A run of records:
»»

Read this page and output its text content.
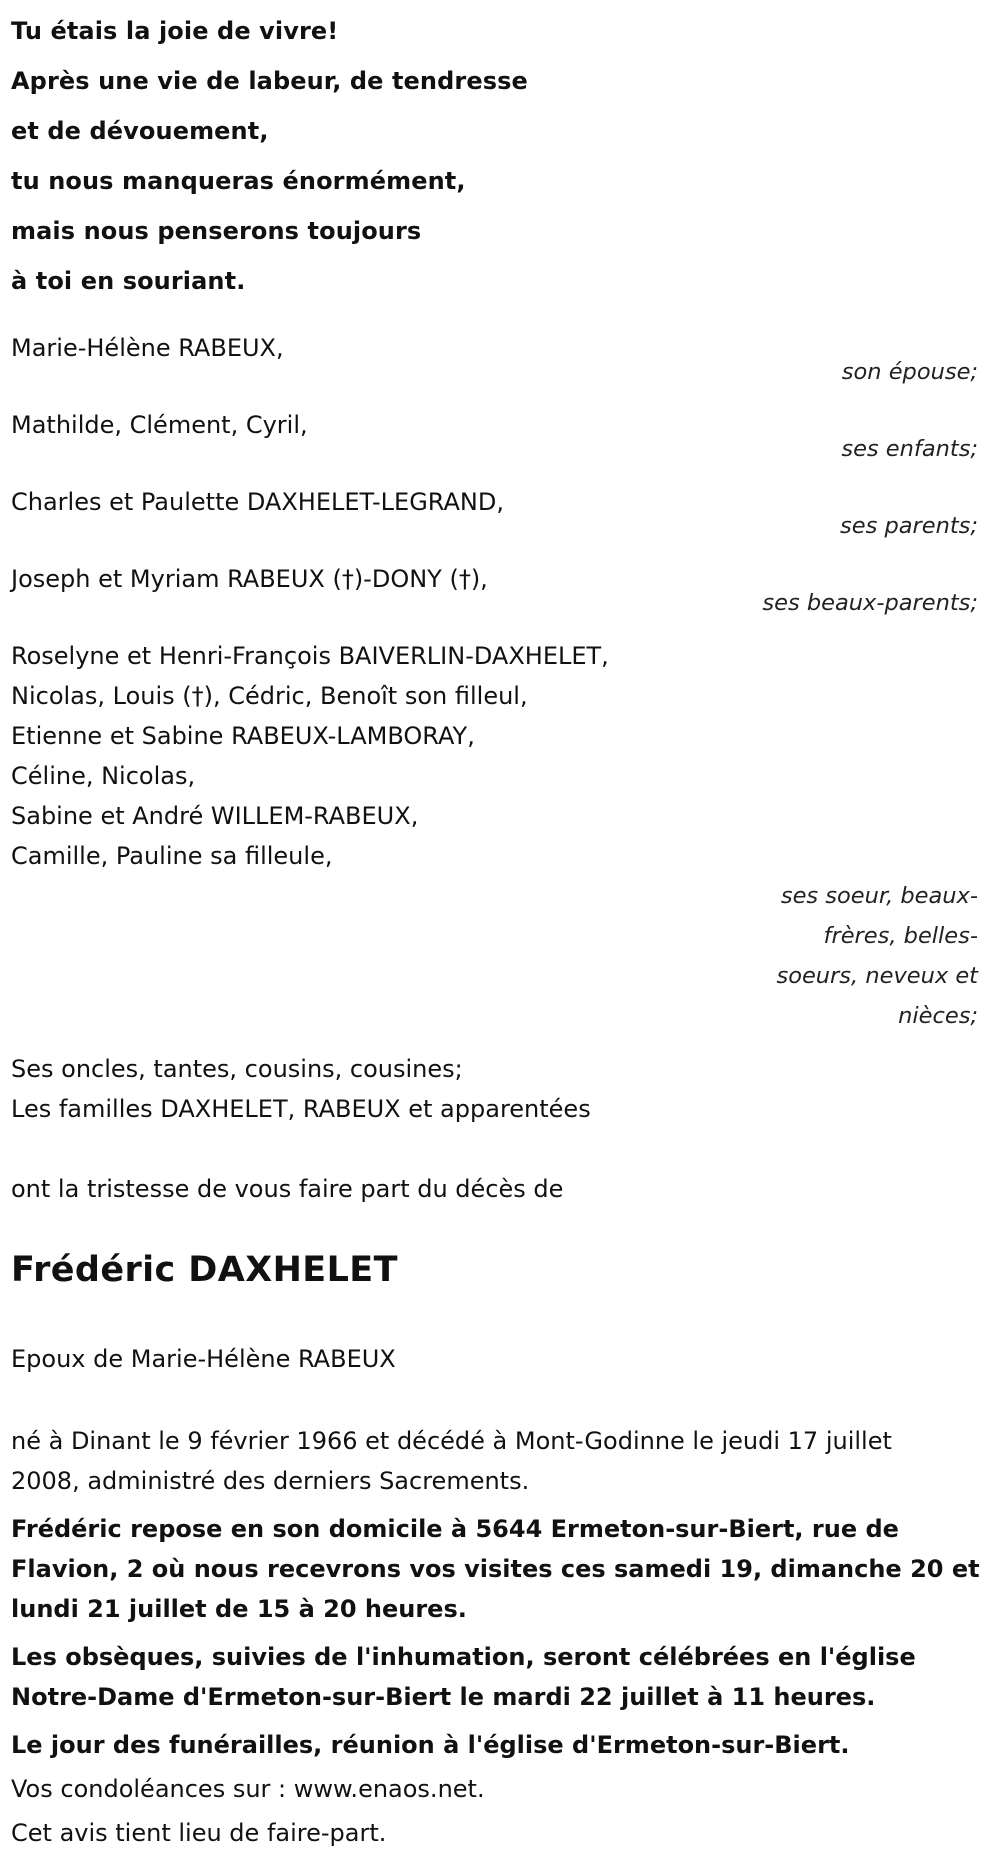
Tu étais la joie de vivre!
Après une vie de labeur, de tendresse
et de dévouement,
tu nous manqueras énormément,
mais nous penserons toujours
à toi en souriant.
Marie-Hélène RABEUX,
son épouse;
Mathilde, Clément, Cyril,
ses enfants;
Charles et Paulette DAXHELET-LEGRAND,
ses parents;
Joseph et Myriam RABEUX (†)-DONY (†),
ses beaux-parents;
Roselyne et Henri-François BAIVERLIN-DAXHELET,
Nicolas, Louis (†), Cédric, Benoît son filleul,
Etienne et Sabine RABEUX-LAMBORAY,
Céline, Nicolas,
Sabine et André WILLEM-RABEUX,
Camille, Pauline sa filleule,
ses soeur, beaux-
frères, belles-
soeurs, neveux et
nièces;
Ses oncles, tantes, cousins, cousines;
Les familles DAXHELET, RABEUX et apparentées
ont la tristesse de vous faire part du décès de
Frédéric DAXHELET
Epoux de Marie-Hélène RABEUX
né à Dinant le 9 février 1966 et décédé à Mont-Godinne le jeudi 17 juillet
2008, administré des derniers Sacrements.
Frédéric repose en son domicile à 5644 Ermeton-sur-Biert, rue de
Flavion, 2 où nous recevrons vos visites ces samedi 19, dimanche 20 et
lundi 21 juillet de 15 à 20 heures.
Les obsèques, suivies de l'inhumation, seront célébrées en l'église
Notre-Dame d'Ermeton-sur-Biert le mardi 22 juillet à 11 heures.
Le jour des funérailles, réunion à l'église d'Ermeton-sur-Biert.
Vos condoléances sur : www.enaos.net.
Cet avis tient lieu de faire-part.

««

» **Task instructions**: Pictures in the data above should not be copied; transcribe everything else exactly.

» **Completed task**:
Read this page and output its text content.
Tu étais la joie de vivre!
Après une vie de labeur, de tendresse
et de dévouement,
tu nous manqueras énormément,
mais nous penserons toujours
à toi en souriant.
Marie-Hélène RABEUX,
son épouse;
Mathilde, Clément, Cyril,
ses enfants;
Charles et Paulette DAXHELET-LEGRAND,
ses parents;
Joseph et Myriam RABEUX (†)-DONY (†),
ses beaux-parents;
Roselyne et Henri-François BAIVERLIN-DAXHELET,
Nicolas, Louis (†), Cédric, Benoît son filleul,
Etienne et Sabine RABEUX-LAMBORAY,
Céline, Nicolas,
Sabine et André WILLEM-RABEUX,
Camille, Pauline sa filleule,
ses soeur, beaux-
frères, belles-
soeurs, neveux et
nièces;
Ses oncles, tantes, cousins, cousines;
Les familles DAXHELET, RABEUX et apparentées
ont la tristesse de vous faire part du décès de
Frédéric DAXHELET
Epoux de Marie-Hélène RABEUX
né à Dinant le 9 février 1966 et décédé à Mont-Godinne le jeudi 17 juillet
2008, administré des derniers Sacrements.
Frédéric repose en son domicile à 5644 Ermeton-sur-Biert, rue de
Flavion, 2 où nous recevrons vos visites ces samedi 19, dimanche 20 et
lundi 21 juillet de 15 à 20 heures.
Les obsèques, suivies de l'inhumation, seront célébrées en l'église
Notre-Dame d'Ermeton-sur-Biert le mardi 22 juillet à 11 heures.
Le jour des funérailles, réunion à l'église d'Ermeton-sur-Biert.
Vos condoléances sur : www.enaos.net.
Cet avis tient lieu de faire-part.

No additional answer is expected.